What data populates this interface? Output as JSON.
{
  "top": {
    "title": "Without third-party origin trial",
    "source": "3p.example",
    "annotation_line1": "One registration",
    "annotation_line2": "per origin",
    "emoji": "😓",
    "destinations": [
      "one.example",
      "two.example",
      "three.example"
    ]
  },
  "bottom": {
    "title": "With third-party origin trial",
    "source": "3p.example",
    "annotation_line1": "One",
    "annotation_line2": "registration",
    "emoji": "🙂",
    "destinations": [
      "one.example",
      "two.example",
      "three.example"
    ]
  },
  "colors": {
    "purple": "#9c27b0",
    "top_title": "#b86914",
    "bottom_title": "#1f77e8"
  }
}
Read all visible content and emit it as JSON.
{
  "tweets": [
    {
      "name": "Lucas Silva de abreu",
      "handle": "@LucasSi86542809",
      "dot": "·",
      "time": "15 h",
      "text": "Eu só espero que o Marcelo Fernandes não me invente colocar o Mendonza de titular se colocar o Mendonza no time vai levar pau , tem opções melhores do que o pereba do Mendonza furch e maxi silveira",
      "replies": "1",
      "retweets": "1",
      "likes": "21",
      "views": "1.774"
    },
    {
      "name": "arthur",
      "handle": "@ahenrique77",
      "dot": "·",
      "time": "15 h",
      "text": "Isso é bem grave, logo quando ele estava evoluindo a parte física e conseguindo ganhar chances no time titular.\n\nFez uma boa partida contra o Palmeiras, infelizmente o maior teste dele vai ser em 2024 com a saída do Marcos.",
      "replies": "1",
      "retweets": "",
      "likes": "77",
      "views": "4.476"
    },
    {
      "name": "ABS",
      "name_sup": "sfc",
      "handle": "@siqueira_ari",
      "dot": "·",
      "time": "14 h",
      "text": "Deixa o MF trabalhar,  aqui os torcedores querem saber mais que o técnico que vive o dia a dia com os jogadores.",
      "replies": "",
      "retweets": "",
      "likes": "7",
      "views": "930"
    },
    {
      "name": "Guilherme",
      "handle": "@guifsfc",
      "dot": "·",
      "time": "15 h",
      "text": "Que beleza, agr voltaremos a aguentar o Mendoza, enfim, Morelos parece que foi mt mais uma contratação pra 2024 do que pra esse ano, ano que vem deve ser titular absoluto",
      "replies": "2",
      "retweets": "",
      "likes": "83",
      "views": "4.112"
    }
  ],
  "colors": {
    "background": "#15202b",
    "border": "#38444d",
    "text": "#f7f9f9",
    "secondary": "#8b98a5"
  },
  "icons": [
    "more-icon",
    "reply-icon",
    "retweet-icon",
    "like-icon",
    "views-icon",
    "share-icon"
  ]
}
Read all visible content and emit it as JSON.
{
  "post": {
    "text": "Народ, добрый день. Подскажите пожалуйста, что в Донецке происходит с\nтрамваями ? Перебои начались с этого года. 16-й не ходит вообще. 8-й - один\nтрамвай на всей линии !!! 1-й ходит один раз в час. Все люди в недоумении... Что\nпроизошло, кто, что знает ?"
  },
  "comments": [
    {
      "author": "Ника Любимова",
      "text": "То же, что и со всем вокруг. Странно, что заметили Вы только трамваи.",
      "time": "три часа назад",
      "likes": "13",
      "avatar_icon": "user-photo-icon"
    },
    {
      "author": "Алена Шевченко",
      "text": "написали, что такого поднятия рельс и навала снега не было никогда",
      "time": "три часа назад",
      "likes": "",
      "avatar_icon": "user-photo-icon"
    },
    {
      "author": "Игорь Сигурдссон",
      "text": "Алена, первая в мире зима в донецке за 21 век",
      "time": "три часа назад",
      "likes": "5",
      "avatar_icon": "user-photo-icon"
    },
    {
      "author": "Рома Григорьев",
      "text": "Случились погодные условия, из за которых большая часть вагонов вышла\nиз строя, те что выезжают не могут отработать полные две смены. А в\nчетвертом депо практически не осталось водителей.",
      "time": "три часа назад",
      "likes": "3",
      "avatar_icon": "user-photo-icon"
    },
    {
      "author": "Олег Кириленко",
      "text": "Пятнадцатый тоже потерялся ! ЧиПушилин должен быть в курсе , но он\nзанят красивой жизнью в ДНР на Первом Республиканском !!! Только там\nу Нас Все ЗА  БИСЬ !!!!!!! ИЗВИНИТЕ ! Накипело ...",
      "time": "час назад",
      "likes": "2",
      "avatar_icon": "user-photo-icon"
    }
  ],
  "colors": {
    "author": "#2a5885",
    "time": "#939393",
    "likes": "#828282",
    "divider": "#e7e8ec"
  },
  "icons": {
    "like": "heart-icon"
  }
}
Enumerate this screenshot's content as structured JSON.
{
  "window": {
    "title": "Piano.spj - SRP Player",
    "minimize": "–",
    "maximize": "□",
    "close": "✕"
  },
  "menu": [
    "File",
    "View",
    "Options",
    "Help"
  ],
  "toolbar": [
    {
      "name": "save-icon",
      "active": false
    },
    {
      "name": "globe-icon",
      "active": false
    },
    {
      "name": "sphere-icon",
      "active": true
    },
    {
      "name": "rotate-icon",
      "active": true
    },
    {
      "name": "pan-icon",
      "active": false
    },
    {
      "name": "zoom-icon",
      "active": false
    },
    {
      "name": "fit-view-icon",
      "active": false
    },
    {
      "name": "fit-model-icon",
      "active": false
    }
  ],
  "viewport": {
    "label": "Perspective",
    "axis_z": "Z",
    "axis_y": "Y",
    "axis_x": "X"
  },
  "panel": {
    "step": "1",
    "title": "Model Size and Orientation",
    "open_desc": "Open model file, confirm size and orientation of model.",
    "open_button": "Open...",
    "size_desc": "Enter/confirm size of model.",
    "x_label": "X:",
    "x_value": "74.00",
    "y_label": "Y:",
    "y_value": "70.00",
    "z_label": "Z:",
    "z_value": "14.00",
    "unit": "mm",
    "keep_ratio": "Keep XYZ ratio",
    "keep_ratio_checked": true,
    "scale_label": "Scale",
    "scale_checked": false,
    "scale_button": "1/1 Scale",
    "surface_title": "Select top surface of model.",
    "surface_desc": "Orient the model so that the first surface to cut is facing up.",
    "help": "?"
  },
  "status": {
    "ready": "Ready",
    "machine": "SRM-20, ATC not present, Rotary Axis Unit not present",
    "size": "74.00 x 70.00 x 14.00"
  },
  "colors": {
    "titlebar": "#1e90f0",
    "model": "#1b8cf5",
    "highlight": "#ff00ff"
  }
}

— Set exercise —
Write out all records exactly, keeping every detail.

— Written answer —
What data populates this interface? Output as JSON.
{
  "top": {
    "title": "Without third-party origin trial",
    "source": "3p.example",
    "annotation_line1": "One registration",
    "annotation_line2": "per origin",
    "emoji": "😓",
    "destinations": [
      "one.example",
      "two.example",
      "three.example"
    ]
  },
  "bottom": {
    "title": "With third-party origin trial",
    "source": "3p.example",
    "annotation_line1": "One",
    "annotation_line2": "registration",
    "emoji": "🙂",
    "destinations": [
      "one.example",
      "two.example",
      "three.example"
    ]
  },
  "colors": {
    "purple": "#9c27b0",
    "top_title": "#b86914",
    "bottom_title": "#1f77e8"
  }
}
Read all visible content and emit it as JSON.
{
  "tweets": [
    {
      "name": "Lucas Silva de abreu",
      "handle": "@LucasSi86542809",
      "dot": "·",
      "time": "15 h",
      "text": "Eu só espero que o Marcelo Fernandes não me invente colocar o Mendonza de titular se colocar o Mendonza no time vai levar pau , tem opções melhores do que o pereba do Mendonza furch e maxi silveira",
      "replies": "1",
      "retweets": "1",
      "likes": "21",
      "views": "1.774"
    },
    {
      "name": "arthur",
      "handle": "@ahenrique77",
      "dot": "·",
      "time": "15 h",
      "text": "Isso é bem grave, logo quando ele estava evoluindo a parte física e conseguindo ganhar chances no time titular.\n\nFez uma boa partida contra o Palmeiras, infelizmente o maior teste dele vai ser em 2024 com a saída do Marcos.",
      "replies": "1",
      "retweets": "",
      "likes": "77",
      "views": "4.476"
    },
    {
      "name": "ABS",
      "name_sup": "sfc",
      "handle": "@siqueira_ari",
      "dot": "·",
      "time": "14 h",
      "text": "Deixa o MF trabalhar,  aqui os torcedores querem saber mais que o técnico que vive o dia a dia com os jogadores.",
      "replies": "",
      "retweets": "",
      "likes": "7",
      "views": "930"
    },
    {
      "name": "Guilherme",
      "handle": "@guifsfc",
      "dot": "·",
      "time": "15 h",
      "text": "Que beleza, agr voltaremos a aguentar o Mendoza, enfim, Morelos parece que foi mt mais uma contratação pra 2024 do que pra esse ano, ano que vem deve ser titular absoluto",
      "replies": "2",
      "retweets": "",
      "likes": "83",
      "views": "4.112"
    }
  ],
  "colors": {
    "background": "#15202b",
    "border": "#38444d",
    "text": "#f7f9f9",
    "secondary": "#8b98a5"
  },
  "icons": [
    "more-icon",
    "reply-icon",
    "retweet-icon",
    "like-icon",
    "views-icon",
    "share-icon"
  ]
}
Read all visible content and emit it as JSON.
{
  "post": {
    "text": "Народ, добрый день. Подскажите пожалуйста, что в Донецке происходит с\nтрамваями ? Перебои начались с этого года. 16-й не ходит вообще. 8-й - один\nтрамвай на всей линии !!! 1-й ходит один раз в час. Все люди в недоумении... Что\nпроизошло, кто, что знает ?"
  },
  "comments": [
    {
      "author": "Ника Любимова",
      "text": "То же, что и со всем вокруг. Странно, что заметили Вы только трамваи.",
      "time": "три часа назад",
      "likes": "13",
      "avatar_icon": "user-photo-icon"
    },
    {
      "author": "Алена Шевченко",
      "text": "написали, что такого поднятия рельс и навала снега не было никогда",
      "time": "три часа назад",
      "likes": "",
      "avatar_icon": "user-photo-icon"
    },
    {
      "author": "Игорь Сигурдссон",
      "text": "Алена, первая в мире зима в донецке за 21 век",
      "time": "три часа назад",
      "likes": "5",
      "avatar_icon": "user-photo-icon"
    },
    {
      "author": "Рома Григорьев",
      "text": "Случились погодные условия, из за которых большая часть вагонов вышла\nиз строя, те что выезжают не могут отработать полные две смены. А в\nчетвертом депо практически не осталось водителей.",
      "time": "три часа назад",
      "likes": "3",
      "avatar_icon": "user-photo-icon"
    },
    {
      "author": "Олег Кириленко",
      "text": "Пятнадцатый тоже потерялся ! ЧиПушилин должен быть в курсе , но он\nзанят красивой жизнью в ДНР на Первом Республиканском !!! Только там\nу Нас Все ЗА  БИСЬ !!!!!!! ИЗВИНИТЕ ! Накипело ...",
      "time": "час назад",
      "likes": "2",
      "avatar_icon": "user-photo-icon"
    }
  ],
  "colors": {
    "author": "#2a5885",
    "time": "#939393",
    "likes": "#828282",
    "divider": "#e7e8ec"
  },
  "icons": {
    "like": "heart-icon"
  }
}
Enumerate this screenshot's content as structured JSON.
{
  "window": {
    "title": "Piano.spj - SRP Player",
    "minimize": "–",
    "maximize": "□",
    "close": "✕"
  },
  "menu": [
    "File",
    "View",
    "Options",
    "Help"
  ],
  "toolbar": [
    {
      "name": "save-icon",
      "active": false
    },
    {
      "name": "globe-icon",
      "active": false
    },
    {
      "name": "sphere-icon",
      "active": true
    },
    {
      "name": "rotate-icon",
      "active": true
    },
    {
      "name": "pan-icon",
      "active": false
    },
    {
      "name": "zoom-icon",
      "active": false
    },
    {
      "name": "fit-view-icon",
      "active": false
    },
    {
      "name": "fit-model-icon",
      "active": false
    }
  ],
  "viewport": {
    "label": "Perspective",
    "axis_z": "Z",
    "axis_y": "Y",
    "axis_x": "X"
  },
  "panel": {
    "step": "1",
    "title": "Model Size and Orientation",
    "open_desc": "Open model file, confirm size and orientation of model.",
    "open_button": "Open...",
    "size_desc": "Enter/confirm size of model.",
    "x_label": "X:",
    "x_value": "74.00",
    "y_label": "Y:",
    "y_value": "70.00",
    "z_label": "Z:",
    "z_value": "14.00",
    "unit": "mm",
    "keep_ratio": "Keep XYZ ratio",
    "keep_ratio_checked": true,
    "scale_label": "Scale",
    "scale_checked": false,
    "scale_button": "1/1 Scale",
    "surface_title": "Select top surface of model.",
    "surface_desc": "Orient the model so that the first surface to cut is facing up.",
    "help": "?"
  },
  "status": {
    "ready": "Ready",
    "machine": "SRM-20, ATC not present, Rotary Axis Unit not present",
    "size": "74.00 x 70.00 x 14.00"
  },
  "colors": {
    "titlebar": "#1e90f0",
    "model": "#1b8cf5",
    "highlight": "#ff00ff"
  }
}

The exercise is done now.